> _Records provided_

┌────────

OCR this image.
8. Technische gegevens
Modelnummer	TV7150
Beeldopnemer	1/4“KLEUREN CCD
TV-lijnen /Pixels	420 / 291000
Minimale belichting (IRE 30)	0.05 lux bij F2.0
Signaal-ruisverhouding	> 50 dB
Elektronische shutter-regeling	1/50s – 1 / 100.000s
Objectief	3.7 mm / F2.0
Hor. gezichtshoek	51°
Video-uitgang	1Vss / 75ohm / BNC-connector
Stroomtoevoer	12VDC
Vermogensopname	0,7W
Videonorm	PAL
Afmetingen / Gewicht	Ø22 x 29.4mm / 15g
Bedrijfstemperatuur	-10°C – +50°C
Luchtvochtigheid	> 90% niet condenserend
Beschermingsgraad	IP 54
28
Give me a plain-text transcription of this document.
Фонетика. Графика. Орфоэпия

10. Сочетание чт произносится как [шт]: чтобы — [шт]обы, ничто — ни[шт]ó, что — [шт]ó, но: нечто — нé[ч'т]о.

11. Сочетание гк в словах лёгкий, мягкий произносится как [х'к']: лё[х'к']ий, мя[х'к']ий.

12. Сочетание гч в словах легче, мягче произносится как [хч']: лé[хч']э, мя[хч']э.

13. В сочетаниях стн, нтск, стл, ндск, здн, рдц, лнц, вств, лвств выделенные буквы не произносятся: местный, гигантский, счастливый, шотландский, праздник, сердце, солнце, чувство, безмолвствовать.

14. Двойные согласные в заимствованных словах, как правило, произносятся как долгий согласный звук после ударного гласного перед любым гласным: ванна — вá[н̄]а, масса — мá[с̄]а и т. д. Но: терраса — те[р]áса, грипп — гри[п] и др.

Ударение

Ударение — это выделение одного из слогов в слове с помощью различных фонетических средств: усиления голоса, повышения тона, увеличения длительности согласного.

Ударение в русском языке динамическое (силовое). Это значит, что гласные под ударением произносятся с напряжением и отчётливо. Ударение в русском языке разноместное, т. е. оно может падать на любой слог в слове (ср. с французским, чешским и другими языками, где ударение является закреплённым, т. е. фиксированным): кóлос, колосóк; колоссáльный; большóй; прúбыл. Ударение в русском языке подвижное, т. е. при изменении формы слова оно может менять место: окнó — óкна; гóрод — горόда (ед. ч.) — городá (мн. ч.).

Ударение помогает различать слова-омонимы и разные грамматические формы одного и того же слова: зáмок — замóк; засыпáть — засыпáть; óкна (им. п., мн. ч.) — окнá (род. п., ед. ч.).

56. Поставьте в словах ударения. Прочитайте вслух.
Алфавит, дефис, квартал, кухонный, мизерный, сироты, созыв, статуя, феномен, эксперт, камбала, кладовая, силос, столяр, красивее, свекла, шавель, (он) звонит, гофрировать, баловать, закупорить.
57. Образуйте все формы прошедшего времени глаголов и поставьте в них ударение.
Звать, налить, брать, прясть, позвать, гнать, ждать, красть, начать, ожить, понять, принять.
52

└────────

> _Exercise objective_
Read the entries and show each line that mentions "óкна".

> _Response to the exercise_
Ударение в русском языке динамическое (силовое). Это значит, что гласные под ударением произносятся с напряжением и отчётливо. Ударение в русском языке разноместное, т. е. оно может падать на любой слог в слове (ср. с французским, чешским и другими языками, где ударение является закреплённым, т. е. фиксированным): кóлос, колосóк; колоссáльный; большóй; прúбыл. Ударение в русском языке подвижное, т. е. при изменении формы слова оно может менять место: окнó — óкна; гóрод — горόда (ед. ч.) — городá (мн. ч.).
Ударение помогает различать слова-омонимы и разные грамматические формы одного и того же слова: зáмок — замóк; засыпáть — засыпáть; óкна (им. п., мн. ч.) — окнá (род. п., ед. ч.).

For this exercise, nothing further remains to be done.